** YOUR GOAL **
All records are to be retyped faithfully and completely.

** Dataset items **
########################################

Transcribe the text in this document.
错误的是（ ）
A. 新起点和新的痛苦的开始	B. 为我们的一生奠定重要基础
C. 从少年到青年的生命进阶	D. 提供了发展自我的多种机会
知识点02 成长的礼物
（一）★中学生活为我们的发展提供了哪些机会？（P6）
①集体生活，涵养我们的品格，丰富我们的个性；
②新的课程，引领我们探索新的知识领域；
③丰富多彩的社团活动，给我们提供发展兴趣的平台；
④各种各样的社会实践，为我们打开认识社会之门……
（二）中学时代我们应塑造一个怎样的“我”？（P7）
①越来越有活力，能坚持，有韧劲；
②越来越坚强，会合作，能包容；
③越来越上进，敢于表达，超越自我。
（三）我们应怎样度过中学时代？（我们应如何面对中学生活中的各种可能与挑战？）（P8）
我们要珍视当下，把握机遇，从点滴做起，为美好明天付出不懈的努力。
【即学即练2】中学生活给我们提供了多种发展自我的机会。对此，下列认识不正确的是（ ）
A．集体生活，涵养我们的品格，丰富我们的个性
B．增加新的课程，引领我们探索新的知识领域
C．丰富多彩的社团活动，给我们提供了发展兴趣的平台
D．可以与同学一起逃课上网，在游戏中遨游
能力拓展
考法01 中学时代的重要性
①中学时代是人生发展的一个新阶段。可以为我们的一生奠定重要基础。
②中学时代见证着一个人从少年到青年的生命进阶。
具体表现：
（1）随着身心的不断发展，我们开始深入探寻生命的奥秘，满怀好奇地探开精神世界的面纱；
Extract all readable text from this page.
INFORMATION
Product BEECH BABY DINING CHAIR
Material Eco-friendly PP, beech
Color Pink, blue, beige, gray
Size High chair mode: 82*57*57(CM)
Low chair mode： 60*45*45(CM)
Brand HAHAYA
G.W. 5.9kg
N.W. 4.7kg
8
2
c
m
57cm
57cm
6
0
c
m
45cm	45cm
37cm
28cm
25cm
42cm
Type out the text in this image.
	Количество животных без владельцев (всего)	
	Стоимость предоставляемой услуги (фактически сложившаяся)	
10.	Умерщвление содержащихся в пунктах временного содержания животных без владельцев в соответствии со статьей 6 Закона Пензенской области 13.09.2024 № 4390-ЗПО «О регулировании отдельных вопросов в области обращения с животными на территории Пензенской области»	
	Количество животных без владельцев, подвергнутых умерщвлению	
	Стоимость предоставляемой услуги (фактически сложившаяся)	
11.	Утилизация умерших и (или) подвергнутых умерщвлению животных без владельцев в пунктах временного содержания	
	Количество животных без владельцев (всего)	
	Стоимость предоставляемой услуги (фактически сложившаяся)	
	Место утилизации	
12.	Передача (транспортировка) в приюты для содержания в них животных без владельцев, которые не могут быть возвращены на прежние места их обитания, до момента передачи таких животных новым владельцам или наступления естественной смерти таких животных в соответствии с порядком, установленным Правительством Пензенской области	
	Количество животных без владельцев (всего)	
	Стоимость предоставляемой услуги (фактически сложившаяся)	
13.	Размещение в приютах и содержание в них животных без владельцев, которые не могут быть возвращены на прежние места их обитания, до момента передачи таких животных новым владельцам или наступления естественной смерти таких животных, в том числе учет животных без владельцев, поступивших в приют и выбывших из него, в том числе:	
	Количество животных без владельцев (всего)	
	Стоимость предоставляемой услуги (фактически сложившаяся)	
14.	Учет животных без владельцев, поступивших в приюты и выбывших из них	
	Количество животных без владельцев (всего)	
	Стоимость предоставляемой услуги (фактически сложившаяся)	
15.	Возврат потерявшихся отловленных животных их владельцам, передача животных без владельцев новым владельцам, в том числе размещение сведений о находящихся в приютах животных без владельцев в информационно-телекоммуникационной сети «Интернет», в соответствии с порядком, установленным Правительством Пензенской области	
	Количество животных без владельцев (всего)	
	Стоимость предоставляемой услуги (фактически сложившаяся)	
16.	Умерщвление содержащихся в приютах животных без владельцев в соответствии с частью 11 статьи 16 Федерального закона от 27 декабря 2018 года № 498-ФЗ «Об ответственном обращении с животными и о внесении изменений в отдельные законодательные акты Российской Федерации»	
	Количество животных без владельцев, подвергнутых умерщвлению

########################################

** CORRECT RESPONSE **
Transcribe the text in this document.
错误的是（ ）
A. 新起点和新的痛苦的开始	B. 为我们的一生奠定重要基础
C. 从少年到青年的生命进阶	D. 提供了发展自我的多种机会
知识点02 成长的礼物
（一）★中学生活为我们的发展提供了哪些机会？（P6）
①集体生活，涵养我们的品格，丰富我们的个性；
②新的课程，引领我们探索新的知识领域；
③丰富多彩的社团活动，给我们提供发展兴趣的平台；
④各种各样的社会实践，为我们打开认识社会之门……
（二）中学时代我们应塑造一个怎样的“我”？（P7）
①越来越有活力，能坚持，有韧劲；
②越来越坚强，会合作，能包容；
③越来越上进，敢于表达，超越自我。
（三）我们应怎样度过中学时代？（我们应如何面对中学生活中的各种可能与挑战？）（P8）
我们要珍视当下，把握机遇，从点滴做起，为美好明天付出不懈的努力。
【即学即练2】中学生活给我们提供了多种发展自我的机会。对此，下列认识不正确的是（ ）
A．集体生活，涵养我们的品格，丰富我们的个性
B．增加新的课程，引领我们探索新的知识领域
C．丰富多彩的社团活动，给我们提供了发展兴趣的平台
D．可以与同学一起逃课上网，在游戏中遨游
能力拓展
考法01 中学时代的重要性
①中学时代是人生发展的一个新阶段。可以为我们的一生奠定重要基础。
②中学时代见证着一个人从少年到青年的生命进阶。
具体表现：
（1）随着身心的不断发展，我们开始深入探寻生命的奥秘，满怀好奇地探开精神世界的面纱；
Extract all readable text from this page.
INFORMATION
Product BEECH BABY DINING CHAIR
Material Eco-friendly PP, beech
Color Pink, blue, beige, gray
Size High chair mode: 82*57*57(CM)
Low chair mode： 60*45*45(CM)
Brand HAHAYA
G.W. 5.9kg
N.W. 4.7kg
8
2
c
m
57cm
57cm
6
0
c
m
45cm	45cm
37cm
28cm
25cm
42cm
Type out the text in this image.
	Количество животных без владельцев (всего)	
	Стоимость предоставляемой услуги (фактически сложившаяся)	
10.	Умерщвление содержащихся в пунктах временного содержания животных без владельцев в соответствии со статьей 6 Закона Пензенской области 13.09.2024 № 4390-ЗПО «О регулировании отдельных вопросов в области обращения с животными на территории Пензенской области»	
	Количество животных без владельцев, подвергнутых умерщвлению	
	Стоимость предоставляемой услуги (фактически сложившаяся)	
11.	Утилизация умерших и (или) подвергнутых умерщвлению животных без владельцев в пунктах временного содержания	
	Количество животных без владельцев (всего)	
	Стоимость предоставляемой услуги (фактически сложившаяся)	
	Место утилизации	
12.	Передача (транспортировка) в приюты для содержания в них животных без владельцев, которые не могут быть возвращены на прежние места их обитания, до момента передачи таких животных новым владельцам или наступления естественной смерти таких животных в соответствии с порядком, установленным Правительством Пензенской области	
	Количество животных без владельцев (всего)	
	Стоимость предоставляемой услуги (фактически сложившаяся)	
13.	Размещение в приютах и содержание в них животных без владельцев, которые не могут быть возвращены на прежние места их обитания, до момента передачи таких животных новым владельцам или наступления естественной смерти таких животных, в том числе учет животных без владельцев, поступивших в приют и выбывших из него, в том числе:	
	Количество животных без владельцев (всего)	
	Стоимость предоставляемой услуги (фактически сложившаяся)	
14.	Учет животных без владельцев, поступивших в приюты и выбывших из них	
	Количество животных без владельцев (всего)	
	Стоимость предоставляемой услуги (фактически сложившаяся)	
15.	Возврат потерявшихся отловленных животных их владельцам, передача животных без владельцев новым владельцам, в том числе размещение сведений о находящихся в приютах животных без владельцев в информационно-телекоммуникационной сети «Интернет», в соответствии с порядком, установленным Правительством Пензенской области	
	Количество животных без владельцев (всего)	
	Стоимость предоставляемой услуги (фактически сложившаяся)	
16.	Умерщвление содержащихся в приютах животных без владельцев в соответствии с частью 11 статьи 16 Федерального закона от 27 декабря 2018 года № 498-ФЗ «Об ответственном обращении с животными и о внесении изменений в отдельные законодательные акты Российской Федерации»	
	Количество животных без владельцев, подвергнутых умерщвлению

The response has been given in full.